Introducing LD Vote Predict

This is the second of two posts introducing new models that Latino Decisions will use in predicting Latino voter turnout along with the choice of candidate by those voters who do turn out to vote. In a previous post, we laid out a strategy for estimating Latino voter turnout. Here, we introduce and briefly explain our proprietary LD Vote Predict model, which allows us to estimate the proportion of Latino voters who will cast votes for each of the two Presidential candidates in major parties.

In our approach to estimating Latino vote choice in the upcoming presidential election, we take into account sources of uncertainty typically left unaddressed in major polls. This post will discuss our strategy for predicting Latino vote choice, which takes advantage of the impreMedia/Latino Decisions tracking poll to account for the impact of changes in the campaign. Our most recent estimate reveals that the Republican National Convention may have helped generate a slight bump for Romney, as his projected share of the Latino vote increased from 26.5% to 30% from the first to second week of the tracker.

****************************************

WHAT YOU NEED TO DO:
From the LD Vote Predict post, list every name it gives to a model, a poll, an event or a person.

DATA SEGMENT:
****************************************

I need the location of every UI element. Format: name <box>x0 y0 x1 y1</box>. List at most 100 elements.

****************************************

RESPONSE FOR THIS EXERCISE:
- LD Vote Predict (model)
- impreMedia/Latino Decisions tracking poll (poll)
- Republican National Convention (event)
- Romney (person)